Objective —
Each entry has to be copied exactly, with nothing missed.

Extracted records:
start
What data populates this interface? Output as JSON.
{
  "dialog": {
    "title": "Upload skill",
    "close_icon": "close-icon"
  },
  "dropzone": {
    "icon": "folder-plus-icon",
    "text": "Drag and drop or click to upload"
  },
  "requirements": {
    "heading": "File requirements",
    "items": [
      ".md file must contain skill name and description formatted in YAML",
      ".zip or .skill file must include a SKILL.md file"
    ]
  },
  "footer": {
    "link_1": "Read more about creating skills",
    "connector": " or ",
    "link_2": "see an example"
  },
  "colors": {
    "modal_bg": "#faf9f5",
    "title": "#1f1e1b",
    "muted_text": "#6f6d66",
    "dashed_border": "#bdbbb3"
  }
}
end
Finished answer —
What data populates this interface? Output as JSON.
{
  "dialog": {
    "title": "Upload skill",
    "close_icon": "close-icon"
  },
  "dropzone": {
    "icon": "folder-plus-icon",
    "text": "Drag and drop or click to upload"
  },
  "requirements": {
    "heading": "File requirements",
    "items": [
      ".md file must contain skill name and description formatted in YAML",
      ".zip or .skill file must include a SKILL.md file"
    ]
  },
  "footer": {
    "link_1": "Read more about creating skills",
    "connector": " or ",
    "link_2": "see an example"
  },
  "colors": {
    "modal_bg": "#faf9f5",
    "title": "#1f1e1b",
    "muted_text": "#6f6d66",
    "dashed_border": "#bdbbb3"
  }
}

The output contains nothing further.